Saved data entries:

....

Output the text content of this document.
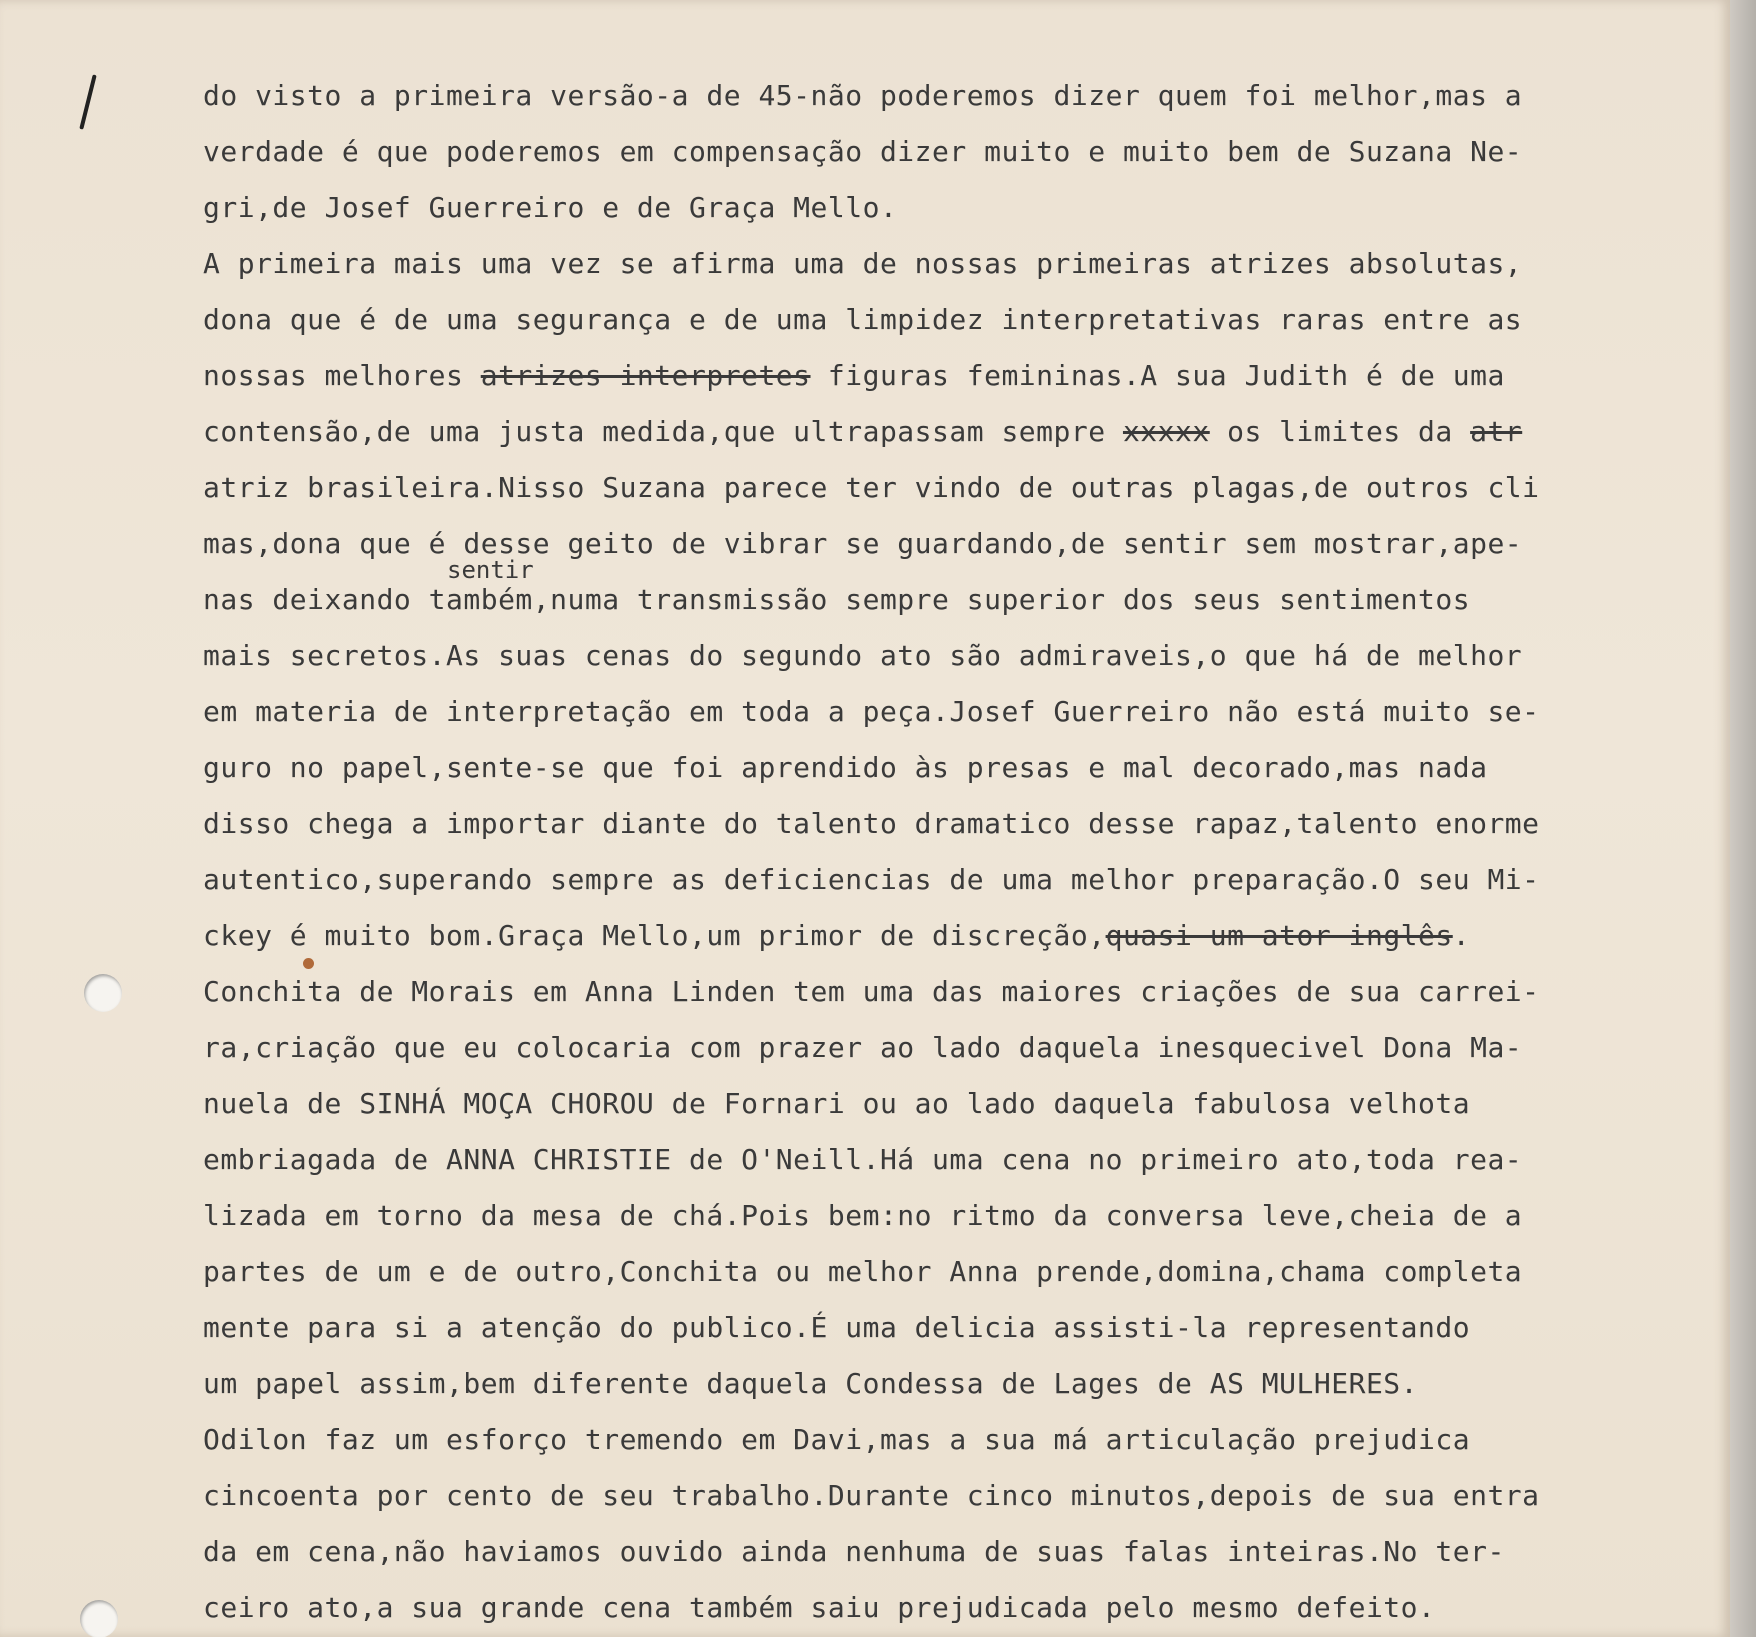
do visto a primeira versão-a de 45-não poderemos dizer quem foi melhor,mas a
verdade é que poderemos em compensação dizer muito e muito bem de Suzana Ne-
gri,de Josef Guerreiro e de Graça Mello.
A primeira mais uma vez se afirma uma de nossas primeiras atrizes absolutas,
dona que é de uma segurança e de uma limpidez interpretativas raras entre as
nossas melhores atrizes interpretes figuras femininas.A sua Judith é de uma
contensão,de uma justa medida,que ultrapassam sempre xxxxx os limites da atr
atriz brasileira.Nisso Suzana parece ter vindo de outras plagas,de outros cli
mas,dona que é desse geito de vibrar se guardando,de sentir sem mostrar,ape-
nas deixando também,numa transmissão sempre superior dos seus sentimentos
mais secretos.As suas cenas do segundo ato são admiraveis,o que há de melhor
em materia de interpretação em toda a peça.Josef Guerreiro não está muito se-
guro no papel,sente-se que foi aprendido às presas e mal decorado,mas nada
disso chega a importar diante do talento dramatico desse rapaz,talento enorme
autentico,superando sempre as deficiencias de uma melhor preparação.O seu Mi-
ckey é muito bom.Graça Mello,um primor de discreção,quasi um ator inglês.
Conchita de Morais em Anna Linden tem uma das maiores criações de sua carrei-
ra,criação que eu colocaria com prazer ao lado daquela inesquecivel Dona Ma-
nuela de SINHÁ MOÇA CHOROU de Fornari ou ao lado daquela fabulosa velhota
embriagada de ANNA CHRISTIE de O'Neill.Há uma cena no primeiro ato,toda rea-
lizada em torno da mesa de chá.Pois bem:no ritmo da conversa leve,cheia de a
partes de um e de outro,Conchita ou melhor Anna prende,domina,chama completa
mente para si a atenção do publico.É uma delicia assisti-la representando
um papel assim,bem diferente daquela Condessa de Lages de AS MULHERES.
Odilon faz um esforço tremendo em Davi,mas a sua má articulação prejudica
cincoenta por cento de seu trabalho.Durante cinco minutos,depois de sua entra
da em cena,não haviamos ouvido ainda nenhuma de suas falas inteiras.No ter-
ceiro ato,a sua grande cena também saiu prejudicada pelo mesmo defeito.
sentir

....

• _Given exercise_
Pick out the lines that include the word "atrizes" and write them out.

• _Solution_
A primeira mais uma vez se afirma uma de nossas primeiras atrizes absolutas,
nossas melhores atrizes interpretes figuras femininas.A sua Judith é de uma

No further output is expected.